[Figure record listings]

◆ ◆ ◆ ◆ ◆

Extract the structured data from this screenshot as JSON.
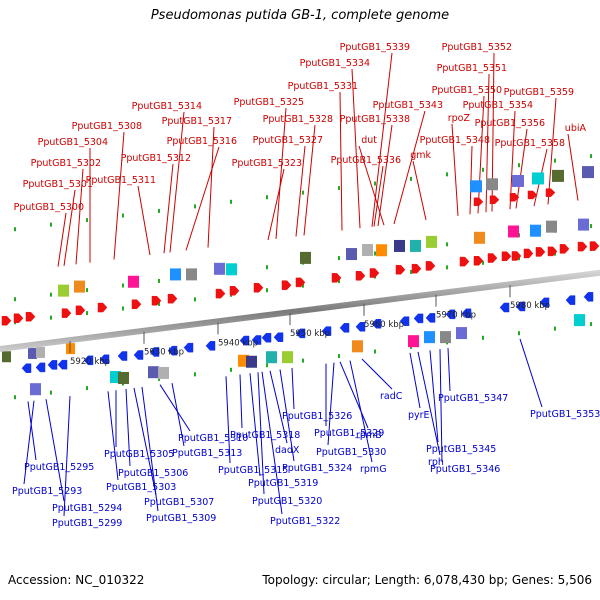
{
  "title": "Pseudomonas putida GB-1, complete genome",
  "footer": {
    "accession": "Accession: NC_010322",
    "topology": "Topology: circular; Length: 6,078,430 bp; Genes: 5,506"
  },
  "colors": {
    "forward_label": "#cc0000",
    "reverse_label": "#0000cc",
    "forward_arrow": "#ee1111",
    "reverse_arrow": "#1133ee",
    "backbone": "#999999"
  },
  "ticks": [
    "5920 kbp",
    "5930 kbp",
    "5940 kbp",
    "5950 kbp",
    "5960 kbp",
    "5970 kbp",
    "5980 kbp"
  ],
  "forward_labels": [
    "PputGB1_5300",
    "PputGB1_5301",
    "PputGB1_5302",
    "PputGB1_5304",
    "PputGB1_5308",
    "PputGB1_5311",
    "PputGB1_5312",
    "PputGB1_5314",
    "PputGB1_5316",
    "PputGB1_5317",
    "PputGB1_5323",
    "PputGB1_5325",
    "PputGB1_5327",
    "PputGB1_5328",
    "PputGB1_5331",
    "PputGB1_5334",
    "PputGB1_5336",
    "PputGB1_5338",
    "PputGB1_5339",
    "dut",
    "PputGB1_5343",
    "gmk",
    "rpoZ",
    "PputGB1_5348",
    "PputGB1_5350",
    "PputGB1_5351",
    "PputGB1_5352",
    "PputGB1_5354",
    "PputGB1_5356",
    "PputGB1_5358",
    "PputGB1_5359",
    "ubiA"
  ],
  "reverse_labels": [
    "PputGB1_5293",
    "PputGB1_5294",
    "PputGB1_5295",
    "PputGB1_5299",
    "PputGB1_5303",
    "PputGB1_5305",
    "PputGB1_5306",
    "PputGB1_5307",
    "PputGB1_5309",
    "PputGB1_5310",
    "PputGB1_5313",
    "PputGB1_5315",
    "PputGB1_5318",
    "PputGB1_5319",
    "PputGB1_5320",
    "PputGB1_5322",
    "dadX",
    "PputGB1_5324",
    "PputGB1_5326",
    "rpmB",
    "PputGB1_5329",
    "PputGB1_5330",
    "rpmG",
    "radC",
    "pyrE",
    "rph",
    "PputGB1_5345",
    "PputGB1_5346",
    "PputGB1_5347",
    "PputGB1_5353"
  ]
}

◆ ◆ ◆ ◆ ◆

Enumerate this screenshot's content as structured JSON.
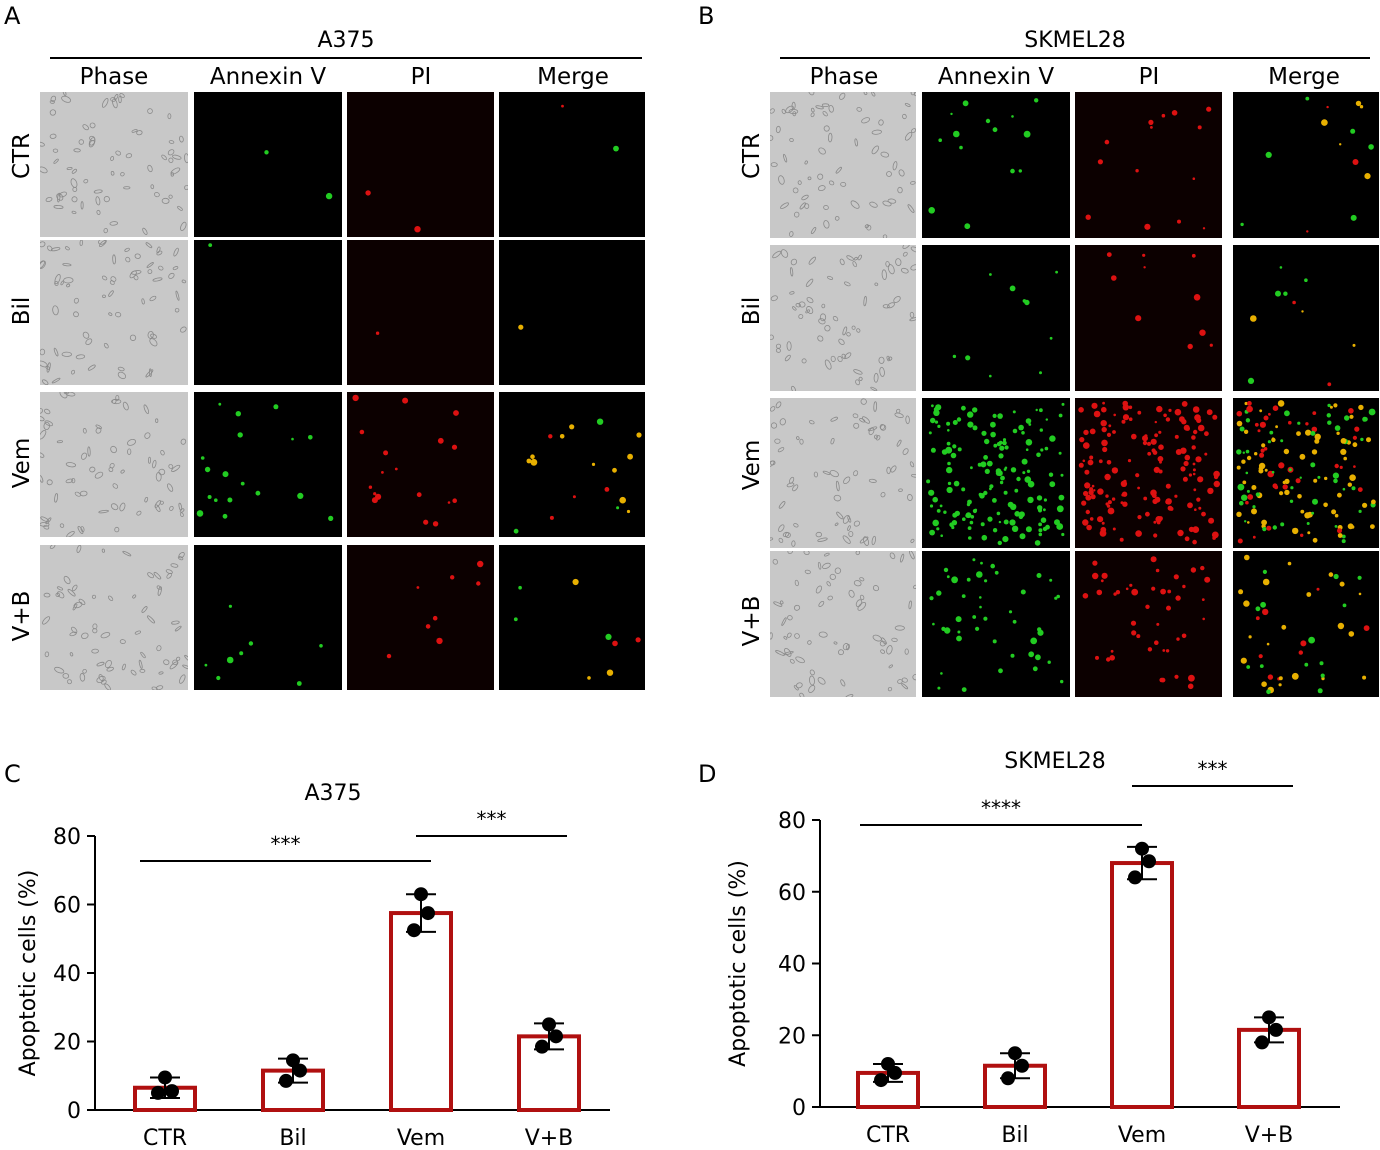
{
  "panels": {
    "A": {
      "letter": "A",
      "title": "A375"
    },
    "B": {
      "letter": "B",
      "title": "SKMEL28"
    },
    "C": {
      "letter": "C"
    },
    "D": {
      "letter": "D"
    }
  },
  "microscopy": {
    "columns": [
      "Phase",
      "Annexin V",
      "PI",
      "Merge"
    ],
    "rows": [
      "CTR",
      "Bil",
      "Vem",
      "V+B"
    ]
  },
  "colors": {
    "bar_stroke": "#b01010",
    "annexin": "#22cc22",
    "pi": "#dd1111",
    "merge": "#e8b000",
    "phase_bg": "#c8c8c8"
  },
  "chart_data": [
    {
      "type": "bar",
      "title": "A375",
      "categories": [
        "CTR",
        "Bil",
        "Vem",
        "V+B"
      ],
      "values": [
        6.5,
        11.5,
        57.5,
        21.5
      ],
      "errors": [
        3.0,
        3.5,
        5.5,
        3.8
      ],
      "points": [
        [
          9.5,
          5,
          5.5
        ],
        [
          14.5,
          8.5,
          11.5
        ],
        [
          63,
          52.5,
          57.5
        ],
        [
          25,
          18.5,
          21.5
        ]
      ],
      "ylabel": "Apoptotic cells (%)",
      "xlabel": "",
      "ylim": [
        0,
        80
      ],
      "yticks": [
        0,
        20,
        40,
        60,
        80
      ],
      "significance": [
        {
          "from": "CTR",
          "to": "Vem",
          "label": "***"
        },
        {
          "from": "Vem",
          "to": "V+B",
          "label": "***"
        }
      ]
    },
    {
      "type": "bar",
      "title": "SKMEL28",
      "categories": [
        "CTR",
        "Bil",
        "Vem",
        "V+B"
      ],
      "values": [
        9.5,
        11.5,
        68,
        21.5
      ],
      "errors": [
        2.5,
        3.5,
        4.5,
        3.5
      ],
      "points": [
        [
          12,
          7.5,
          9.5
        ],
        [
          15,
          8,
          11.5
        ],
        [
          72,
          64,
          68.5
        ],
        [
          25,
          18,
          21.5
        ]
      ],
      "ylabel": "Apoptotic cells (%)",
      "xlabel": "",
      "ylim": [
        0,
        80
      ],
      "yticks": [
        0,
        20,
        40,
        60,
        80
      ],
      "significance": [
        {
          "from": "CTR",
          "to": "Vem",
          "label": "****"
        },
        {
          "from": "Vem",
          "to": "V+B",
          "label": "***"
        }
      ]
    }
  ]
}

◆ ◆ ◆ ◆ ◆

Instructions to follow: In these entries, please give the number of lines holding the string "title" and nothing more.

Answer section: 5